Line by line, copy the entries exactly, excluding the pictures.

Dataset records below:

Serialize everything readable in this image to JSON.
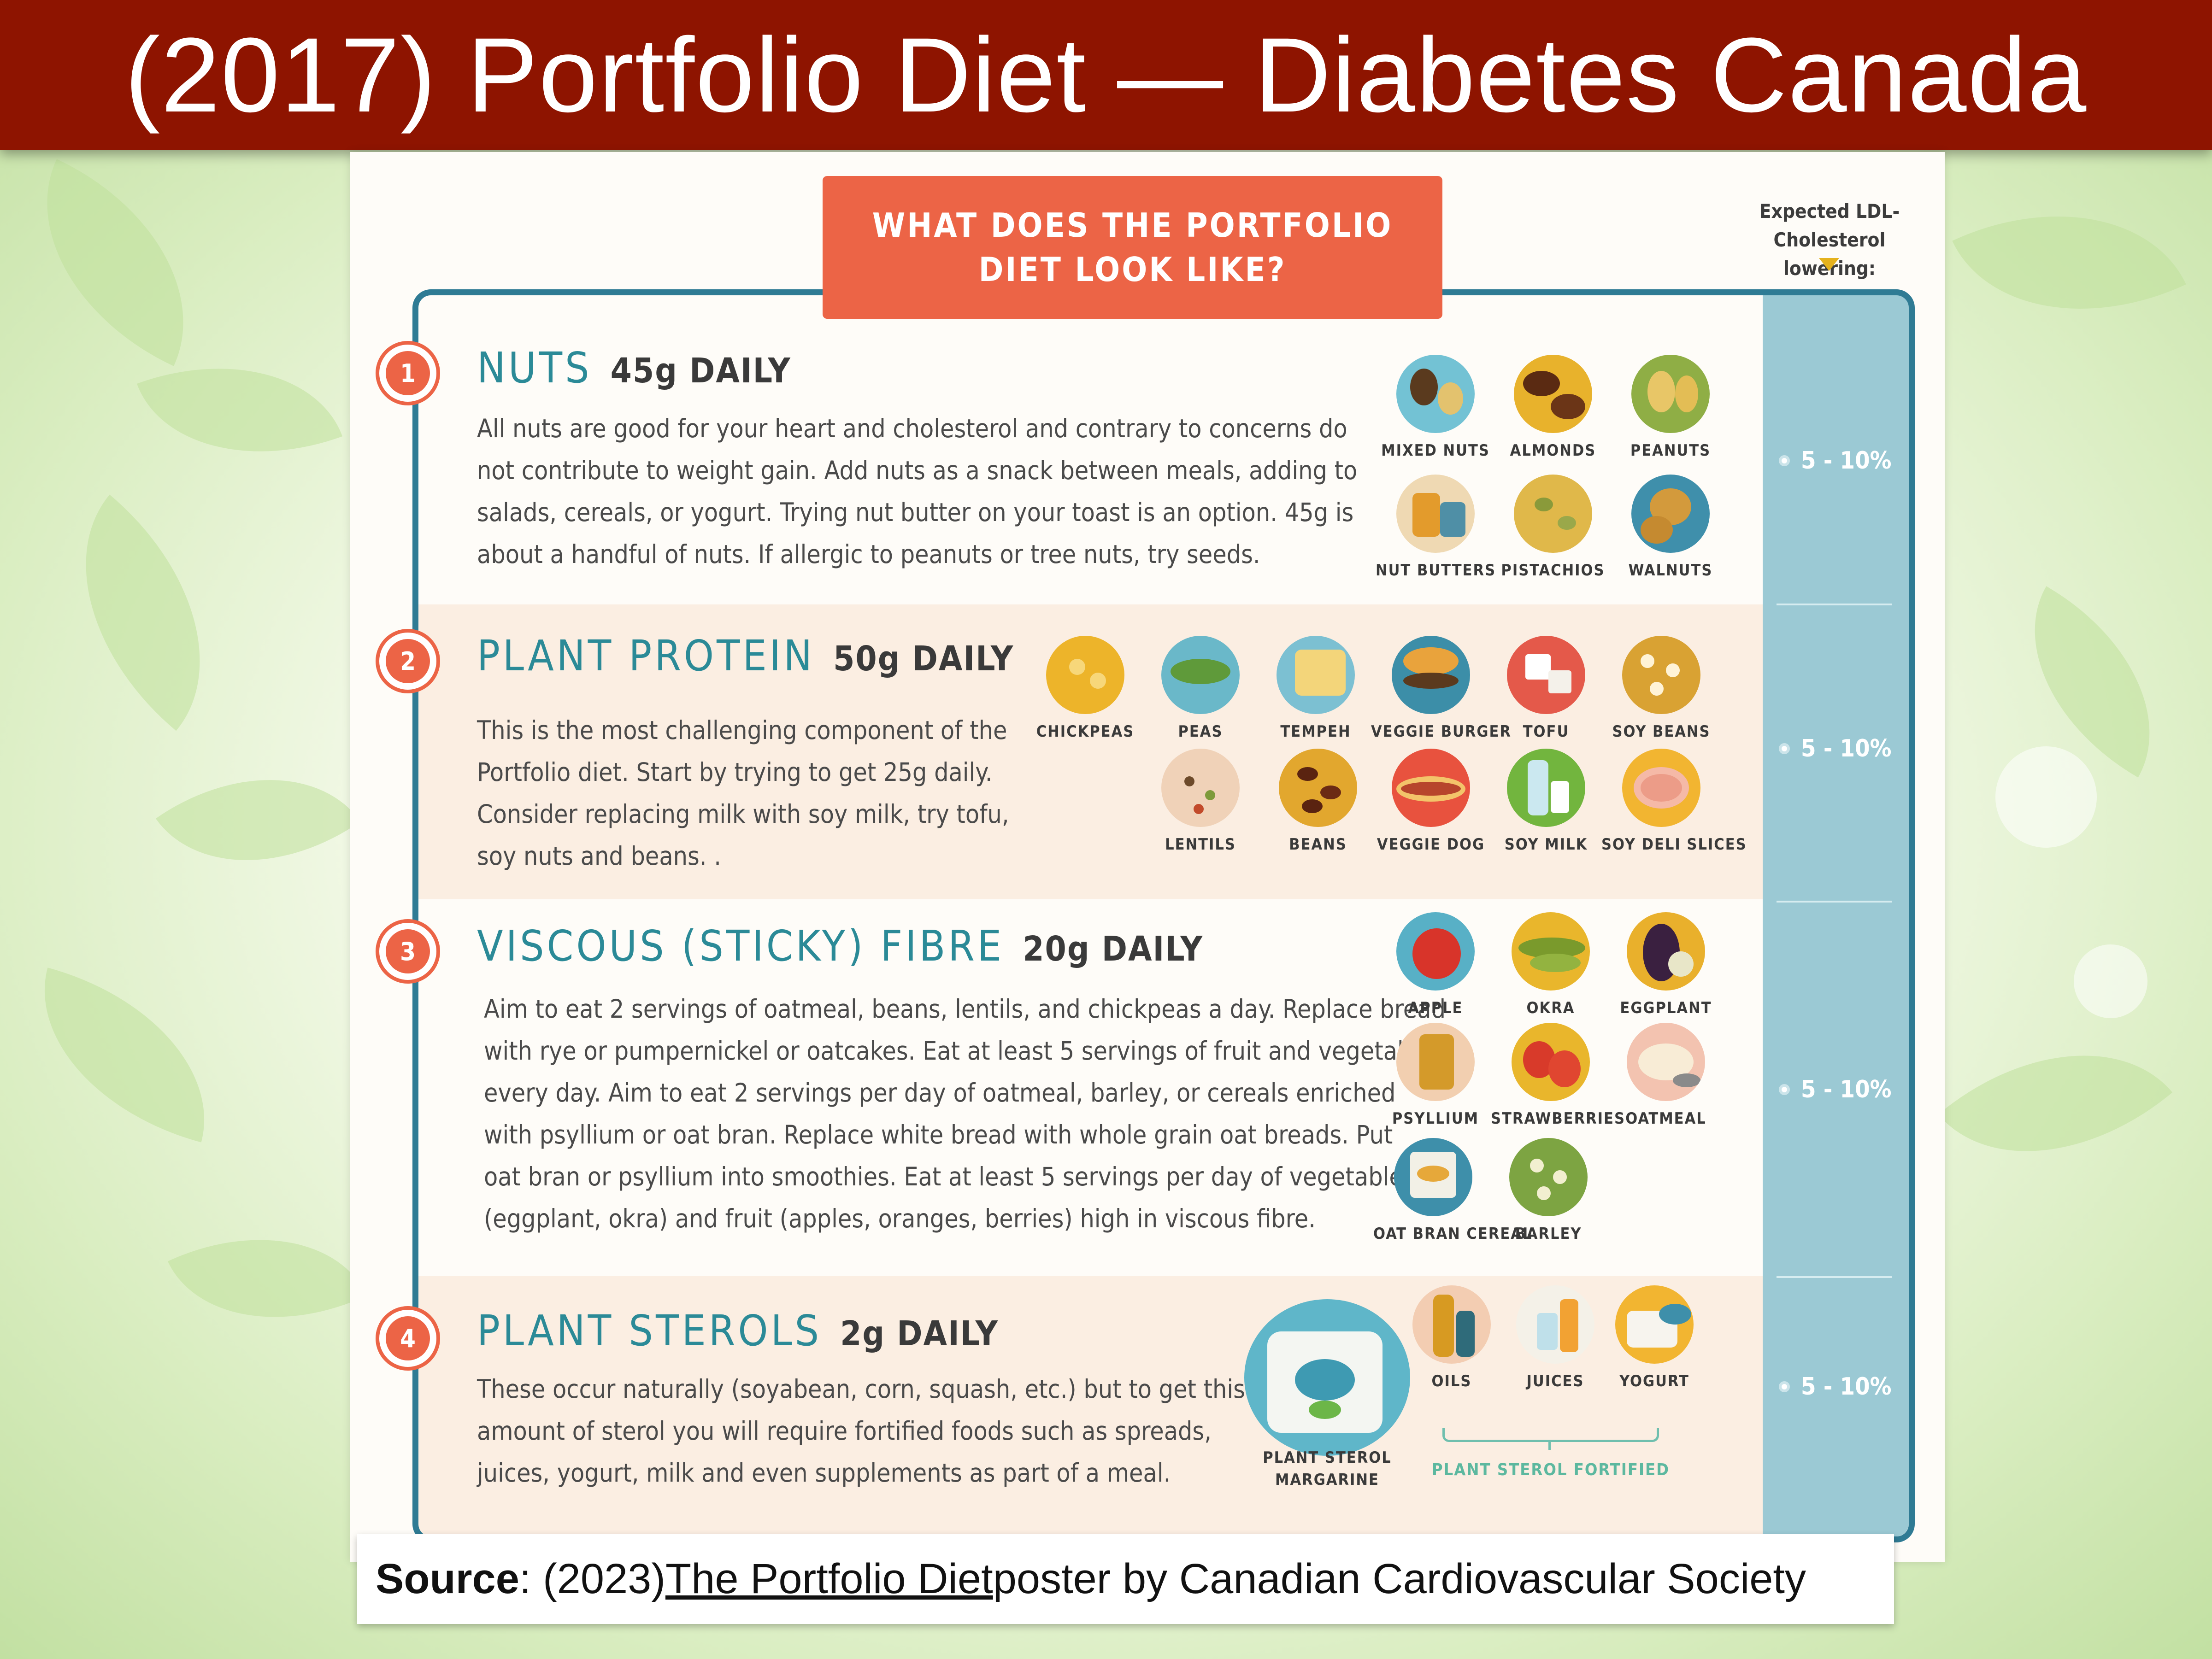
{
  "slide_title": "(2017) Portfolio Diet — Diabetes Canada",
  "poster": {
    "heading_line1": "WHAT DOES THE PORTFOLIO",
    "heading_line2": "DIET LOOK LIKE?",
    "ldl_header_line1": "Expected LDL-",
    "ldl_header_line2": "Cholesterol lowering:",
    "sections": [
      {
        "number": "1",
        "name": "NUTS",
        "amount": "45g DAILY",
        "body": [
          "All nuts are good for your heart and cholesterol and contrary to concerns do",
          "not contribute to weight gain. Add nuts as a snack between meals, adding to",
          "salads, cereals, or yogurt. Trying nut butter on your toast is an option. 45g is",
          "about a handful of nuts. If allergic to peanuts or tree nuts, try seeds."
        ],
        "ldl": "5 - 10%",
        "foods": [
          "MIXED NUTS",
          "ALMONDS",
          "PEANUTS",
          "NUT BUTTERS",
          "PISTACHIOS",
          "WALNUTS"
        ]
      },
      {
        "number": "2",
        "name": "PLANT PROTEIN",
        "amount": "50g DAILY",
        "body": [
          "This is the most challenging component of the",
          "Portfolio diet. Start by trying to get  25g daily.",
          "Consider replacing milk with soy milk, try tofu,",
          "soy nuts and beans. ."
        ],
        "ldl": "5 - 10%",
        "foods": [
          "CHICKPEAS",
          "PEAS",
          "TEMPEH",
          "VEGGIE BURGER",
          "TOFU",
          "SOY BEANS",
          "LENTILS",
          "BEANS",
          "VEGGIE DOG",
          "SOY MILK",
          "SOY DELI SLICES"
        ]
      },
      {
        "number": "3",
        "name": "VISCOUS (STICKY) FIBRE",
        "amount": "20g DAILY",
        "body": [
          "Aim to eat 2 servings of oatmeal, beans, lentils, and chickpeas a day. Replace bread",
          "with rye or pumpernickel or oatcakes. Eat at least 5 servings of fruit and vegetables",
          "every day. Aim to eat 2 servings per day of oatmeal, barley, or cereals enriched",
          "with psyllium or oat bran. Replace white bread with whole grain oat breads. Put",
          "oat bran or psyllium into smoothies. Eat at least 5 servings per day of vegetables",
          "(eggplant, okra) and fruit (apples, oranges, berries) high in viscous fibre."
        ],
        "ldl": "5 - 10%",
        "foods": [
          "APPLE",
          "OKRA",
          "EGGPLANT",
          "PSYLLIUM",
          "STRAWBERRIES",
          "OATMEAL",
          "OAT BRAN CEREAL",
          "BARLEY"
        ]
      },
      {
        "number": "4",
        "name": "PLANT STEROLS",
        "amount": "2g DAILY",
        "body": [
          "These occur naturally (soyabean, corn, squash, etc.) but to get this",
          "amount of sterol you will require fortified foods such as spreads,",
          "juices, yogurt, milk and even supplements as part of a meal."
        ],
        "ldl": "5 - 10%",
        "foods": [
          "OILS",
          "JUICES",
          "YOGURT"
        ],
        "margarine_line1": "PLANT STEROL",
        "margarine_line2": "MARGARINE",
        "fortified_label": "PLANT STEROL FORTIFIED"
      }
    ]
  },
  "source": {
    "label": "Source",
    "pre": ": (2023) ",
    "link": "The Portfolio Diet",
    "post": " poster by Canadian Cardiovascular Society"
  },
  "colors": {
    "banner": "#8e1400",
    "accent_orange": "#ec6446",
    "teal": "#2b8a97",
    "ldl_column": "#9bc9d4"
  }
}
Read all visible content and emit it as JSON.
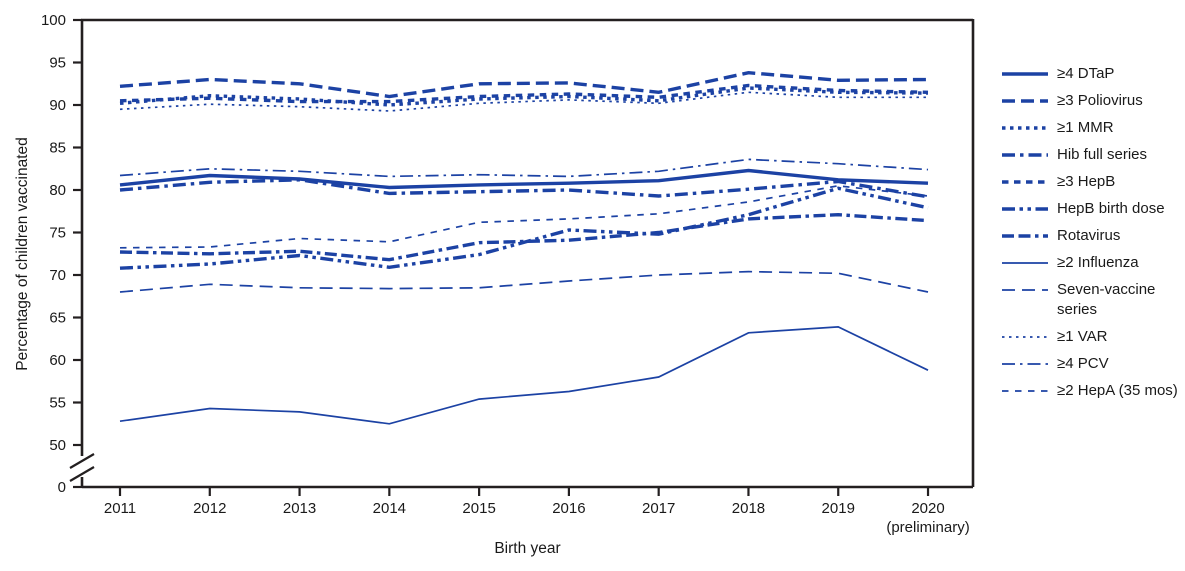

End of Dataset records.

## Answer to this problem
Serialize everything readable in this image to JSON.
{
  "slide_title": "(2017) Portfolio Diet — Diabetes Canada",
  "poster": {
    "heading_line1": "WHAT DOES THE PORTFOLIO",
    "heading_line2": "DIET LOOK LIKE?",
    "ldl_header_line1": "Expected LDL-",
    "ldl_header_line2": "Cholesterol lowering:",
    "sections": [
      {
        "number": "1",
        "name": "NUTS",
        "amount": "45g DAILY",
        "body": [
          "All nuts are good for your heart and cholesterol and contrary to concerns do",
          "not contribute to weight gain. Add nuts as a snack between meals, adding to",
          "salads, cereals, or yogurt. Trying nut butter on your toast is an option. 45g is",
          "about a handful of nuts. If allergic to peanuts or tree nuts, try seeds."
        ],
        "ldl": "5 - 10%",
        "foods": [
          "MIXED NUTS",
          "ALMONDS",
          "PEANUTS",
          "NUT BUTTERS",
          "PISTACHIOS",
          "WALNUTS"
        ]
      },
      {
        "number": "2",
        "name": "PLANT PROTEIN",
        "amount": "50g DAILY",
        "body": [
          "This is the most challenging component of the",
          "Portfolio diet. Start by trying to get  25g daily.",
          "Consider replacing milk with soy milk, try tofu,",
          "soy nuts and beans. ."
        ],
        "ldl": "5 - 10%",
        "foods": [
          "CHICKPEAS",
          "PEAS",
          "TEMPEH",
          "VEGGIE BURGER",
          "TOFU",
          "SOY BEANS",
          "LENTILS",
          "BEANS",
          "VEGGIE DOG",
          "SOY MILK",
          "SOY DELI SLICES"
        ]
      },
      {
        "number": "3",
        "name": "VISCOUS (STICKY) FIBRE",
        "amount": "20g DAILY",
        "body": [
          "Aim to eat 2 servings of oatmeal, beans, lentils, and chickpeas a day. Replace bread",
          "with rye or pumpernickel or oatcakes. Eat at least 5 servings of fruit and vegetables",
          "every day. Aim to eat 2 servings per day of oatmeal, barley, or cereals enriched",
          "with psyllium or oat bran. Replace white bread with whole grain oat breads. Put",
          "oat bran or psyllium into smoothies. Eat at least 5 servings per day of vegetables",
          "(eggplant, okra) and fruit (apples, oranges, berries) high in viscous fibre."
        ],
        "ldl": "5 - 10%",
        "foods": [
          "APPLE",
          "OKRA",
          "EGGPLANT",
          "PSYLLIUM",
          "STRAWBERRIES",
          "OATMEAL",
          "OAT BRAN CEREAL",
          "BARLEY"
        ]
      },
      {
        "number": "4",
        "name": "PLANT STEROLS",
        "amount": "2g DAILY",
        "body": [
          "These occur naturally (soyabean, corn, squash, etc.) but to get this",
          "amount of sterol you will require fortified foods such as spreads,",
          "juices, yogurt, milk and even supplements as part of a meal."
        ],
        "ldl": "5 - 10%",
        "foods": [
          "OILS",
          "JUICES",
          "YOGURT"
        ],
        "margarine_line1": "PLANT STEROL",
        "margarine_line2": "MARGARINE",
        "fortified_label": "PLANT STEROL FORTIFIED"
      }
    ]
  },
  "source": {
    "label": "Source",
    "pre": ": (2023) ",
    "link": "The Portfolio Diet",
    "post": " poster by Canadian Cardiovascular Society"
  },
  "colors": {
    "banner": "#8e1400",
    "accent_orange": "#ec6446",
    "teal": "#2b8a97",
    "ldl_column": "#9bc9d4"
  }
}
Read all visible content and emit it as JSON.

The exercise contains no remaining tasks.